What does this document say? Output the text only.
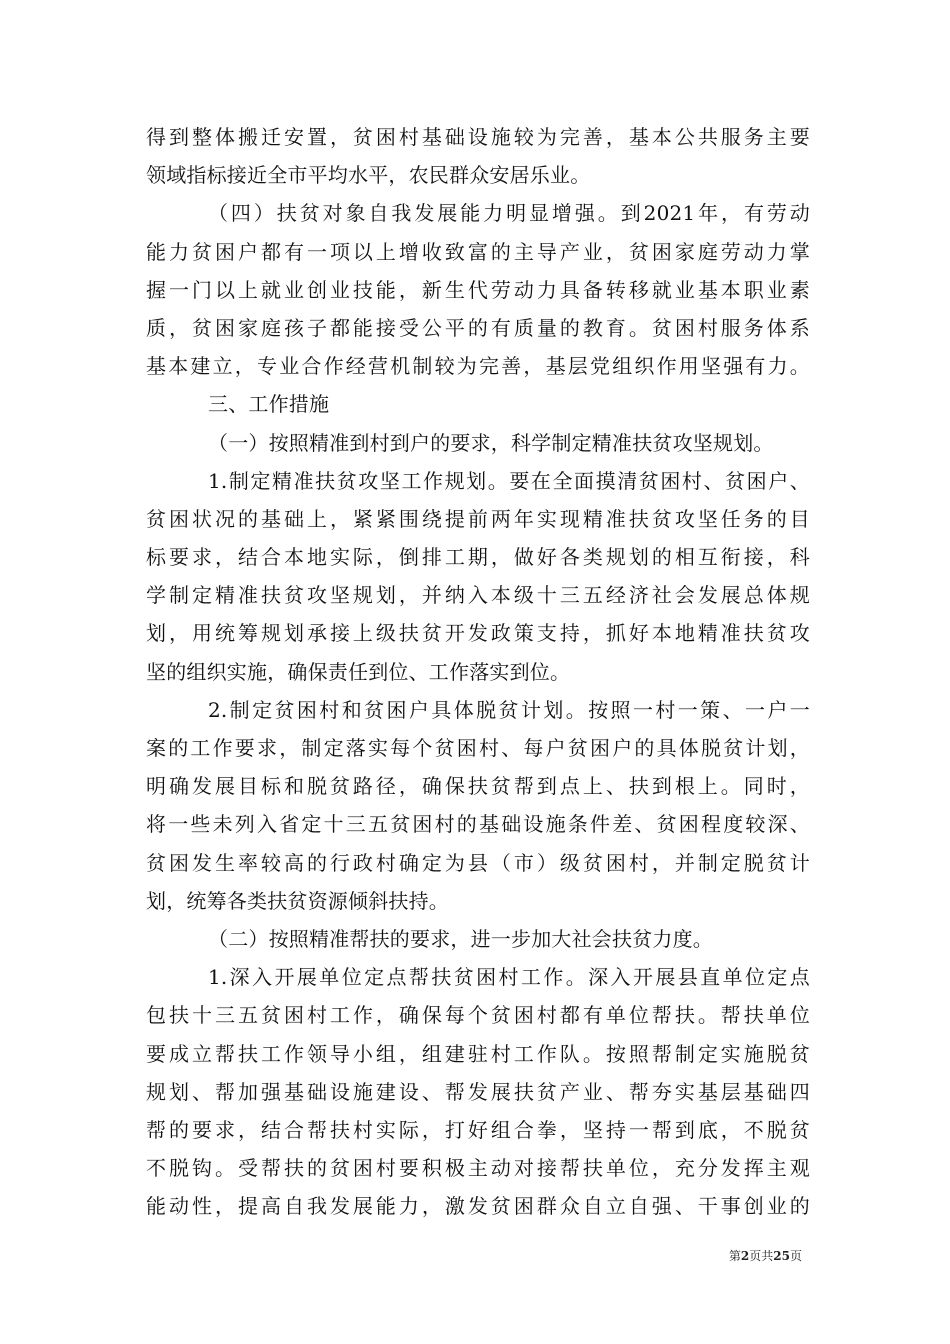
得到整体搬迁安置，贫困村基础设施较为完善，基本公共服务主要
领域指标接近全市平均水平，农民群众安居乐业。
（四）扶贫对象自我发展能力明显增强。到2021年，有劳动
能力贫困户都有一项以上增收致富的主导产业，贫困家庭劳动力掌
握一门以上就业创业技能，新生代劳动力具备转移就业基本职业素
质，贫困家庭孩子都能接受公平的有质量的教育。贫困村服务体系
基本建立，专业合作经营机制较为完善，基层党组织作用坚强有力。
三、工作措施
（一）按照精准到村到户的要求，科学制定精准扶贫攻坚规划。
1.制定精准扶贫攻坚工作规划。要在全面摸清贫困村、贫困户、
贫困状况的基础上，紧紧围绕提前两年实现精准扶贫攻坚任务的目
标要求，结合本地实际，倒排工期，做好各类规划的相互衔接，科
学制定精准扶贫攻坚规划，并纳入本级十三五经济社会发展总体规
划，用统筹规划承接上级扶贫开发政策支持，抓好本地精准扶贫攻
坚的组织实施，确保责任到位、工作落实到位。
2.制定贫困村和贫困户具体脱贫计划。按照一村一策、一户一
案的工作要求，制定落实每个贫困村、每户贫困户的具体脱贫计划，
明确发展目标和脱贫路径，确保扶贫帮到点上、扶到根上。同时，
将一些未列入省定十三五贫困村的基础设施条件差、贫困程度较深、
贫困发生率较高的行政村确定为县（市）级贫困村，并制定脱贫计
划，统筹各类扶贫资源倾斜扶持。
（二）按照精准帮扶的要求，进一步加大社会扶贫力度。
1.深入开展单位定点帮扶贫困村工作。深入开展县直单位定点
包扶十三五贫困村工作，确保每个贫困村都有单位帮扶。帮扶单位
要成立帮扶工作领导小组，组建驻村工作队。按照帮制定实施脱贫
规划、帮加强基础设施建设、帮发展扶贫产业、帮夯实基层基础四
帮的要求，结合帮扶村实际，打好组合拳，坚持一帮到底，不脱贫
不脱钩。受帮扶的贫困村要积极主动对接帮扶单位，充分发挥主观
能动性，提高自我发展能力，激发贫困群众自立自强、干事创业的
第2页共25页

...

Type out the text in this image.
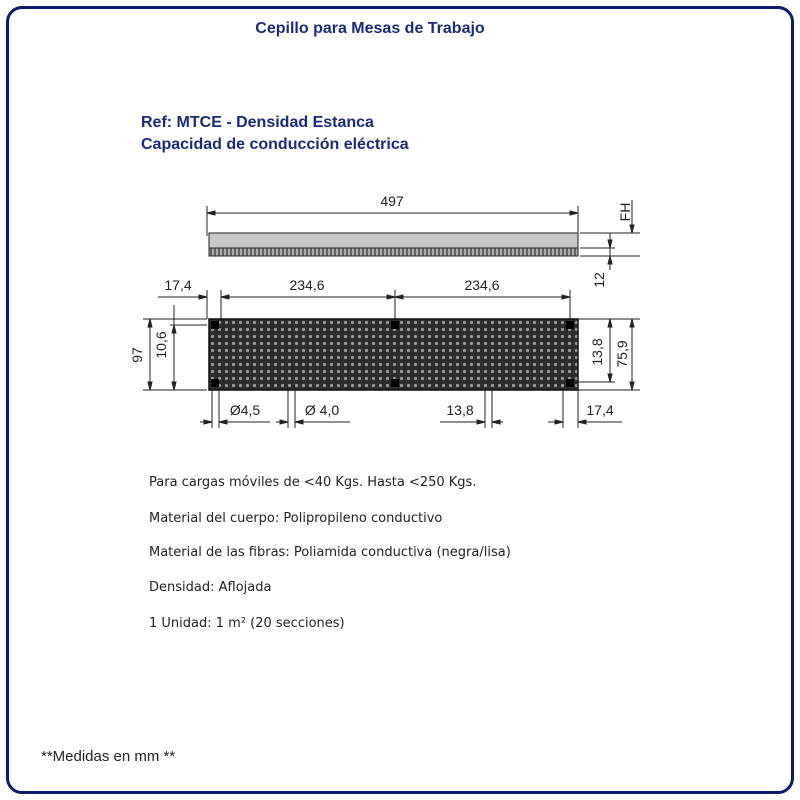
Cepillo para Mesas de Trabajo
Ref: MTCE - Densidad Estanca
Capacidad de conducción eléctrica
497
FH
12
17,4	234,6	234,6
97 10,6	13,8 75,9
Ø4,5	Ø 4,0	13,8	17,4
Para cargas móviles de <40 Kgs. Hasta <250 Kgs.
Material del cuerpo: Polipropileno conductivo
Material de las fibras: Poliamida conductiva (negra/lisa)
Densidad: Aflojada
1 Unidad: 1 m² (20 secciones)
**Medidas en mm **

==

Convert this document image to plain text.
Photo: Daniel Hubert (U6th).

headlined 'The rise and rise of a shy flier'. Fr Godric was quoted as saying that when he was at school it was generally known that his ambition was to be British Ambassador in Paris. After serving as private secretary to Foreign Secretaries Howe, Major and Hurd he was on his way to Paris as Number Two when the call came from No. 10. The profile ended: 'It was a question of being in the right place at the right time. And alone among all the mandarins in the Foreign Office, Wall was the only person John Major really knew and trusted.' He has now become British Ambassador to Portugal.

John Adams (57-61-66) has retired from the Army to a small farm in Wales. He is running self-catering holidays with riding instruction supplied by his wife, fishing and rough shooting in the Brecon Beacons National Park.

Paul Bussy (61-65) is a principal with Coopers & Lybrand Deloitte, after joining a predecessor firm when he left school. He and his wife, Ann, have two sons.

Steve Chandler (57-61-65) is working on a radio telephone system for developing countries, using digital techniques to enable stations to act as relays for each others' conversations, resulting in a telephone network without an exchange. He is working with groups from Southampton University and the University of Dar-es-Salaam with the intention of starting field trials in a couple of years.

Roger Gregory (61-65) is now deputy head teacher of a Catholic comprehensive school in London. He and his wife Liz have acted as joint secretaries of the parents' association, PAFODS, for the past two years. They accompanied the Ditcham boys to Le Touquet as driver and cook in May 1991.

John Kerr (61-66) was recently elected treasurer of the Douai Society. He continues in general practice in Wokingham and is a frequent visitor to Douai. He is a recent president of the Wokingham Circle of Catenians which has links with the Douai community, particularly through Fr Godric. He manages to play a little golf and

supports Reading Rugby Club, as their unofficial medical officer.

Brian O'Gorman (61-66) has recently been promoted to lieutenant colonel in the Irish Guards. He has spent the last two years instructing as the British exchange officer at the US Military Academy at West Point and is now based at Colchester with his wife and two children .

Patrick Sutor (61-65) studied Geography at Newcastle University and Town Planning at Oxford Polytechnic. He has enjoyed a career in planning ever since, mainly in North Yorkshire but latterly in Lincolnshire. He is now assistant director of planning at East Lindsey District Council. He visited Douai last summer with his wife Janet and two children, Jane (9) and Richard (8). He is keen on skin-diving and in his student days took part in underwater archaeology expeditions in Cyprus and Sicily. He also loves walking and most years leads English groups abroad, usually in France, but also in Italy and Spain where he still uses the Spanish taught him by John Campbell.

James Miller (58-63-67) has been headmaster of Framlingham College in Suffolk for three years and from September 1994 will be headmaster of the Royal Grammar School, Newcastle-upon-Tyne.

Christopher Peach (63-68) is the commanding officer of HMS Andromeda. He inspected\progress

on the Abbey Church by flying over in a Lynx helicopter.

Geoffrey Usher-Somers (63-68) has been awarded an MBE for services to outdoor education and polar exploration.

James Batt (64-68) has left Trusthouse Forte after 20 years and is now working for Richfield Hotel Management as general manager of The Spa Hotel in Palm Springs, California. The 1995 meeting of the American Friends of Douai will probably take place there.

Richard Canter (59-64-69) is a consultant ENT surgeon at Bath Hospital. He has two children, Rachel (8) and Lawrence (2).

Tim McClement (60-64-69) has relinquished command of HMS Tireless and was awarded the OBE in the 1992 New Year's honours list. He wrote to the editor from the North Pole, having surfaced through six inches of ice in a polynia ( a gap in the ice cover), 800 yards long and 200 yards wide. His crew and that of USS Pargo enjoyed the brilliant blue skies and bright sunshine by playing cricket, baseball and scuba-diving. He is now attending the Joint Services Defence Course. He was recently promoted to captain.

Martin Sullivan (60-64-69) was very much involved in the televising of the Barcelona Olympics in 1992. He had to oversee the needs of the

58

### What this task involves
Gather from the records above every line containing the string "Material".

### Result of the task
Material del cuerpo: Polipropileno conductivo
Material de las fibras: Poliamida conductiva (negra/lisa)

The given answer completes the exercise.